REQUIREMENT:
From the data that follows, copy every line holding the string "Birds".

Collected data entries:
========
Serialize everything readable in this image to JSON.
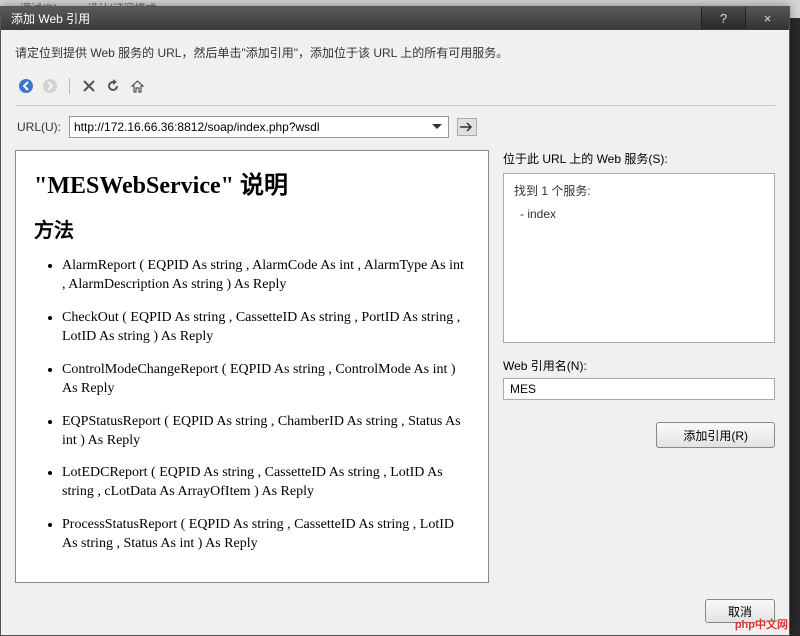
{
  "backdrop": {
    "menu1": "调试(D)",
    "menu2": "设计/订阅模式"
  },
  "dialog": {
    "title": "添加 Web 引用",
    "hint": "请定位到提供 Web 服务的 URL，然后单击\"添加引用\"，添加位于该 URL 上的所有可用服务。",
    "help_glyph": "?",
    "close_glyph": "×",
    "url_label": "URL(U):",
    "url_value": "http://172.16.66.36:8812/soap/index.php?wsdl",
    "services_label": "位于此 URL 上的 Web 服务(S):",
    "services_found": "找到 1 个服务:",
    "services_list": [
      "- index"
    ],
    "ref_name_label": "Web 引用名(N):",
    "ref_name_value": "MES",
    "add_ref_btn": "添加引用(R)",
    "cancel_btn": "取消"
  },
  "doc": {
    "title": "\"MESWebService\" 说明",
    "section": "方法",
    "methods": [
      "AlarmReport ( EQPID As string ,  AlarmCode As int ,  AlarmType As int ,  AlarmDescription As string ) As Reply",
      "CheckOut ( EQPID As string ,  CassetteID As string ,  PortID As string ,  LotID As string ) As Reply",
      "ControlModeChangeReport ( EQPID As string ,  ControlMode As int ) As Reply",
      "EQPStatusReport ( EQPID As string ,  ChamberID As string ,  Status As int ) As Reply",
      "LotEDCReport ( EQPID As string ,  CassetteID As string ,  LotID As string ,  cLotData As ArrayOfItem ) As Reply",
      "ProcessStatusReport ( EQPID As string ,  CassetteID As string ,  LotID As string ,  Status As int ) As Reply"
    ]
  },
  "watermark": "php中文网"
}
========
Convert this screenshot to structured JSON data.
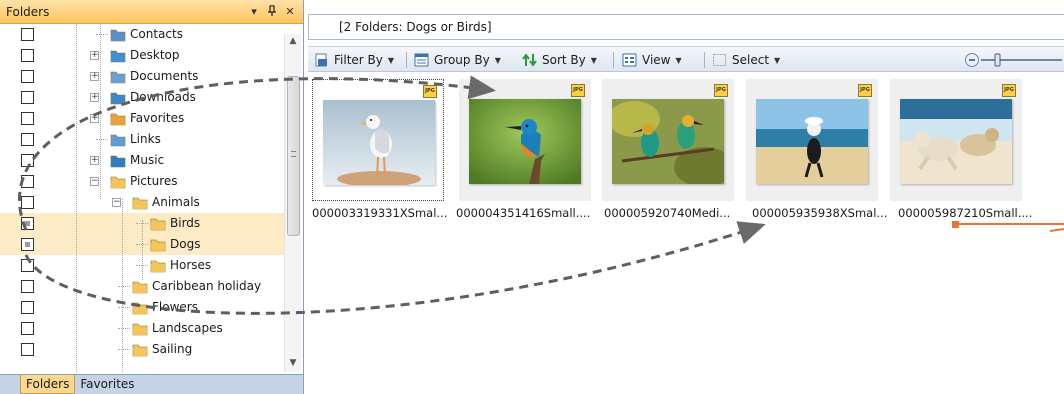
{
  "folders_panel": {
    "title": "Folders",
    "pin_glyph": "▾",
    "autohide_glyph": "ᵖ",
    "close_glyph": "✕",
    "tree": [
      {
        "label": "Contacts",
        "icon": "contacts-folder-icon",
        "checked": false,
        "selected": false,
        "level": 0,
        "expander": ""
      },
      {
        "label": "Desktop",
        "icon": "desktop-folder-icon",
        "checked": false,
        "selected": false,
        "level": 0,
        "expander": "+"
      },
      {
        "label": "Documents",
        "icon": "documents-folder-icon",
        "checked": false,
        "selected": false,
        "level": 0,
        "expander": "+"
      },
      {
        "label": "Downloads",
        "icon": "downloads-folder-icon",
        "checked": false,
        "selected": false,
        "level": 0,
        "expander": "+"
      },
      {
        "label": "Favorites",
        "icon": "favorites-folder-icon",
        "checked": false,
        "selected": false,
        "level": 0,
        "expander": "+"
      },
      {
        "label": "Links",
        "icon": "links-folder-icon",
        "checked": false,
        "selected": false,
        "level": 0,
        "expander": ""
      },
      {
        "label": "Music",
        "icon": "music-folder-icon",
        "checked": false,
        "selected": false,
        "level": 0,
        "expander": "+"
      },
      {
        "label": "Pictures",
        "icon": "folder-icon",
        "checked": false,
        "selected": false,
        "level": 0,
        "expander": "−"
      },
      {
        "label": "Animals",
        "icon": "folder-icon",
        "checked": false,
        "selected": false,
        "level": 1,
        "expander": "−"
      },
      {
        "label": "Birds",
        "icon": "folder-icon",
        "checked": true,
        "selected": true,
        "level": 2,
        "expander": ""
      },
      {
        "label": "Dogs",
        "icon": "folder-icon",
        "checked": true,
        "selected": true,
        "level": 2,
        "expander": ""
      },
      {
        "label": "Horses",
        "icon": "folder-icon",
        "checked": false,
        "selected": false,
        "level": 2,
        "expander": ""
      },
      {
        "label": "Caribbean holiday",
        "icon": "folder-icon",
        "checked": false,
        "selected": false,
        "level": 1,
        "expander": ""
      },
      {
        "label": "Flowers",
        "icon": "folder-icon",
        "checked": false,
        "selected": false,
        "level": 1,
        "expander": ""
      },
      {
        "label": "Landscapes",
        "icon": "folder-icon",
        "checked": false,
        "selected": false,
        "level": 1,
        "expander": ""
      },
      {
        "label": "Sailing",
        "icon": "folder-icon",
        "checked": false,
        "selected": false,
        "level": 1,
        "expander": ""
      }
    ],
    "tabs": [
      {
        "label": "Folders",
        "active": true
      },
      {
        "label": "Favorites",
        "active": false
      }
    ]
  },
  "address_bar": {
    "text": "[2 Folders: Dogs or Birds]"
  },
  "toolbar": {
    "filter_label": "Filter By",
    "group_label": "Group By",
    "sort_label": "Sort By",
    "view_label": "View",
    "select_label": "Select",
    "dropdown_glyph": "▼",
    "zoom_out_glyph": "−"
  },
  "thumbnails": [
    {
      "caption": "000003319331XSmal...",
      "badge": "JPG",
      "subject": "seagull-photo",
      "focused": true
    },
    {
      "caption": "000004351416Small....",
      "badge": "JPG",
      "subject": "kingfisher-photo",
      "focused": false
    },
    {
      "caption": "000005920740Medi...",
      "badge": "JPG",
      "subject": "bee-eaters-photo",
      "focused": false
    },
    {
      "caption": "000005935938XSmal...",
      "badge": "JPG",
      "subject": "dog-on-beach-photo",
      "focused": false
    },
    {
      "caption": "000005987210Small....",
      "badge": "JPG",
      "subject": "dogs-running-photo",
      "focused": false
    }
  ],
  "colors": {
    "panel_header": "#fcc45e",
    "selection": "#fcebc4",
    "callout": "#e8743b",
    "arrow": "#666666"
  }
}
========
RESULT OF THE EXERCISE:
        "label": "Birds",
    "text": "[2 Folders: Dogs or Birds]"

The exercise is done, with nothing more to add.